Set down every record once more, exactly as given.

(Figure record extracts)
------------

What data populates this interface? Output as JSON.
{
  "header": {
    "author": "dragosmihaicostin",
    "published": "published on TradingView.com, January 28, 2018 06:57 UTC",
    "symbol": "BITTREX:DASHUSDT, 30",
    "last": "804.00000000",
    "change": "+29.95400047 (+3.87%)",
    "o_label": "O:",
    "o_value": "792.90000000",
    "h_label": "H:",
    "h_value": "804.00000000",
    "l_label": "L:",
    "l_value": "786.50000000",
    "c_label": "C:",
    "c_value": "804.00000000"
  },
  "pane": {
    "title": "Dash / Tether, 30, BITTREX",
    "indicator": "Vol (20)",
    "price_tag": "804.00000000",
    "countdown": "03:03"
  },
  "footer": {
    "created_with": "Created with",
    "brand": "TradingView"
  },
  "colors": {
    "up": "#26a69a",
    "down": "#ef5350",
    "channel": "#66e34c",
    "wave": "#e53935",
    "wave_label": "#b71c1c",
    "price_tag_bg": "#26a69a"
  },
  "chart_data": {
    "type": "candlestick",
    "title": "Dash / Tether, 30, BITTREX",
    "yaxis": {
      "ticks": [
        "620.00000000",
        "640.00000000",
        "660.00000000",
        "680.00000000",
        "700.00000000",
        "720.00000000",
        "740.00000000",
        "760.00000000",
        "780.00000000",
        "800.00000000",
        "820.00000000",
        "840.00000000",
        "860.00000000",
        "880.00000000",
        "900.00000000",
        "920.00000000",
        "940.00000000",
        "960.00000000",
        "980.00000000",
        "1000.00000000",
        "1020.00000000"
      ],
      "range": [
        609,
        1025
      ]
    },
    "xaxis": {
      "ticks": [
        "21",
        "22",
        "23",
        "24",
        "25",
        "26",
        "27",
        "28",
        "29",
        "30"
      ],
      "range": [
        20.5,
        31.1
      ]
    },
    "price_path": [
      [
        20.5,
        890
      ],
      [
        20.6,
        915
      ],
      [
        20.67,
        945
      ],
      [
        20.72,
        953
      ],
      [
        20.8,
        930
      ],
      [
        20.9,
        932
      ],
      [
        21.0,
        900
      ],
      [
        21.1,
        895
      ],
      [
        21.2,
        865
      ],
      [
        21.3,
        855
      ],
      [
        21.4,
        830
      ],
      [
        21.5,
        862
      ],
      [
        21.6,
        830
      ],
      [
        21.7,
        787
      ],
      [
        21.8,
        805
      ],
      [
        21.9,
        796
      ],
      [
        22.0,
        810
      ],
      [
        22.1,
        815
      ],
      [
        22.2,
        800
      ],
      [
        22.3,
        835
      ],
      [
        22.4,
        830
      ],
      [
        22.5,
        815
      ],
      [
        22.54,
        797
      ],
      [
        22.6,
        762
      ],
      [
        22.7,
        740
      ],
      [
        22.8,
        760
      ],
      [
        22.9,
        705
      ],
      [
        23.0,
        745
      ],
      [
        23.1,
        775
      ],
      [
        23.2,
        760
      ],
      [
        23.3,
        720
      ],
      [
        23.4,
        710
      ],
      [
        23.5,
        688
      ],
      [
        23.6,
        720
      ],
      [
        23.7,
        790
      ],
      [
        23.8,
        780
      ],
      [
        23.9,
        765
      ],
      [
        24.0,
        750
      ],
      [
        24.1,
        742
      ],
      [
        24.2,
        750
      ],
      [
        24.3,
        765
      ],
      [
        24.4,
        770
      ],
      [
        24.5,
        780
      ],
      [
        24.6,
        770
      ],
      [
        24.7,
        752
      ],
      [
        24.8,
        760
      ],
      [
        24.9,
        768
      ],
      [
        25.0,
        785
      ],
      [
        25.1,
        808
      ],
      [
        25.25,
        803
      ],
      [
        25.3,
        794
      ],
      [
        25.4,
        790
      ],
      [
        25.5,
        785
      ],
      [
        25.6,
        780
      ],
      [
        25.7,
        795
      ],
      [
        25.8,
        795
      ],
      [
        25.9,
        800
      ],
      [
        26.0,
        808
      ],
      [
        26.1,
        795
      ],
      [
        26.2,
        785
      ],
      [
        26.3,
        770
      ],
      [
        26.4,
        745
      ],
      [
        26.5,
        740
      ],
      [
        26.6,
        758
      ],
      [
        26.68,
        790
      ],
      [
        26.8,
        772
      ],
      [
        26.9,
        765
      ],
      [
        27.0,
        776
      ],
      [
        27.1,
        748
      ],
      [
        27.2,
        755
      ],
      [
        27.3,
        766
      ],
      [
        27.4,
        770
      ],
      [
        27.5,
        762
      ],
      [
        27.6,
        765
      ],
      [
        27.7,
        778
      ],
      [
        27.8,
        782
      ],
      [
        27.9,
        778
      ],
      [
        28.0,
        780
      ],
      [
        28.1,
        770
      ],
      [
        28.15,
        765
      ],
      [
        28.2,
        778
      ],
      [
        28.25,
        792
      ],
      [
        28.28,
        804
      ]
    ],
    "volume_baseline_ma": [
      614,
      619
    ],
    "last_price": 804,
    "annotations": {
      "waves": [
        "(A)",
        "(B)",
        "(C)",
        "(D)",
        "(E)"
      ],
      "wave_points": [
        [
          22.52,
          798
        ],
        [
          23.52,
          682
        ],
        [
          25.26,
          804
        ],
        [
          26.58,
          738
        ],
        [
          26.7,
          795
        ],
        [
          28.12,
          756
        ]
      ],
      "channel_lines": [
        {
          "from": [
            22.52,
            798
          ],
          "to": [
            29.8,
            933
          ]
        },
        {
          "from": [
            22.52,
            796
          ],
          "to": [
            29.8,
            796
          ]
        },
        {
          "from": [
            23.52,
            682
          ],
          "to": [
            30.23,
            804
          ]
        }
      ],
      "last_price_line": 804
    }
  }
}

------------

Reply
What data populates this interface? Output as JSON.
{
  "header": {
    "author": "dragosmihaicostin",
    "published": "published on TradingView.com, January 28, 2018 06:57 UTC",
    "symbol": "BITTREX:DASHUSDT, 30",
    "last": "804.00000000",
    "change": "+29.95400047 (+3.87%)",
    "o_label": "O:",
    "o_value": "792.90000000",
    "h_label": "H:",
    "h_value": "804.00000000",
    "l_label": "L:",
    "l_value": "786.50000000",
    "c_label": "C:",
    "c_value": "804.00000000"
  },
  "pane": {
    "title": "Dash / Tether, 30, BITTREX",
    "indicator": "Vol (20)",
    "price_tag": "804.00000000",
    "countdown": "03:03"
  },
  "footer": {
    "created_with": "Created with",
    "brand": "TradingView"
  },
  "colors": {
    "up": "#26a69a",
    "down": "#ef5350",
    "channel": "#66e34c",
    "wave": "#e53935",
    "wave_label": "#b71c1c",
    "price_tag_bg": "#26a69a"
  },
  "chart_data": {
    "type": "candlestick",
    "title": "Dash / Tether, 30, BITTREX",
    "yaxis": {
      "ticks": [
        "620.00000000",
        "640.00000000",
        "660.00000000",
        "680.00000000",
        "700.00000000",
        "720.00000000",
        "740.00000000",
        "760.00000000",
        "780.00000000",
        "800.00000000",
        "820.00000000",
        "840.00000000",
        "860.00000000",
        "880.00000000",
        "900.00000000",
        "920.00000000",
        "940.00000000",
        "960.00000000",
        "980.00000000",
        "1000.00000000",
        "1020.00000000"
      ],
      "range": [
        609,
        1025
      ]
    },
    "xaxis": {
      "ticks": [
        "21",
        "22",
        "23",
        "24",
        "25",
        "26",
        "27",
        "28",
        "29",
        "30"
      ],
      "range": [
        20.5,
        31.1
      ]
    },
    "price_path": [
      [
        20.5,
        890
      ],
      [
        20.6,
        915
      ],
      [
        20.67,
        945
      ],
      [
        20.72,
        953
      ],
      [
        20.8,
        930
      ],
      [
        20.9,
        932
      ],
      [
        21.0,
        900
      ],
      [
        21.1,
        895
      ],
      [
        21.2,
        865
      ],
      [
        21.3,
        855
      ],
      [
        21.4,
        830
      ],
      [
        21.5,
        862
      ],
      [
        21.6,
        830
      ],
      [
        21.7,
        787
      ],
      [
        21.8,
        805
      ],
      [
        21.9,
        796
      ],
      [
        22.0,
        810
      ],
      [
        22.1,
        815
      ],
      [
        22.2,
        800
      ],
      [
        22.3,
        835
      ],
      [
        22.4,
        830
      ],
      [
        22.5,
        815
      ],
      [
        22.54,
        797
      ],
      [
        22.6,
        762
      ],
      [
        22.7,
        740
      ],
      [
        22.8,
        760
      ],
      [
        22.9,
        705
      ],
      [
        23.0,
        745
      ],
      [
        23.1,
        775
      ],
      [
        23.2,
        760
      ],
      [
        23.3,
        720
      ],
      [
        23.4,
        710
      ],
      [
        23.5,
        688
      ],
      [
        23.6,
        720
      ],
      [
        23.7,
        790
      ],
      [
        23.8,
        780
      ],
      [
        23.9,
        765
      ],
      [
        24.0,
        750
      ],
      [
        24.1,
        742
      ],
      [
        24.2,
        750
      ],
      [
        24.3,
        765
      ],
      [
        24.4,
        770
      ],
      [
        24.5,
        780
      ],
      [
        24.6,
        770
      ],
      [
        24.7,
        752
      ],
      [
        24.8,
        760
      ],
      [
        24.9,
        768
      ],
      [
        25.0,
        785
      ],
      [
        25.1,
        808
      ],
      [
        25.25,
        803
      ],
      [
        25.3,
        794
      ],
      [
        25.4,
        790
      ],
      [
        25.5,
        785
      ],
      [
        25.6,
        780
      ],
      [
        25.7,
        795
      ],
      [
        25.8,
        795
      ],
      [
        25.9,
        800
      ],
      [
        26.0,
        808
      ],
      [
        26.1,
        795
      ],
      [
        26.2,
        785
      ],
      [
        26.3,
        770
      ],
      [
        26.4,
        745
      ],
      [
        26.5,
        740
      ],
      [
        26.6,
        758
      ],
      [
        26.68,
        790
      ],
      [
        26.8,
        772
      ],
      [
        26.9,
        765
      ],
      [
        27.0,
        776
      ],
      [
        27.1,
        748
      ],
      [
        27.2,
        755
      ],
      [
        27.3,
        766
      ],
      [
        27.4,
        770
      ],
      [
        27.5,
        762
      ],
      [
        27.6,
        765
      ],
      [
        27.7,
        778
      ],
      [
        27.8,
        782
      ],
      [
        27.9,
        778
      ],
      [
        28.0,
        780
      ],
      [
        28.1,
        770
      ],
      [
        28.15,
        765
      ],
      [
        28.2,
        778
      ],
      [
        28.25,
        792
      ],
      [
        28.28,
        804
      ]
    ],
    "volume_baseline_ma": [
      614,
      619
    ],
    "last_price": 804,
    "annotations": {
      "waves": [
        "(A)",
        "(B)",
        "(C)",
        "(D)",
        "(E)"
      ],
      "wave_points": [
        [
          22.52,
          798
        ],
        [
          23.52,
          682
        ],
        [
          25.26,
          804
        ],
        [
          26.58,
          738
        ],
        [
          26.7,
          795
        ],
        [
          28.12,
          756
        ]
      ],
      "channel_lines": [
        {
          "from": [
            22.52,
            798
          ],
          "to": [
            29.8,
            933
          ]
        },
        {
          "from": [
            22.52,
            796
          ],
          "to": [
            29.8,
            796
          ]
        },
        {
          "from": [
            23.52,
            682
          ],
          "to": [
            30.23,
            804
          ]
        }
      ],
      "last_price_line": 804
    }
  }
}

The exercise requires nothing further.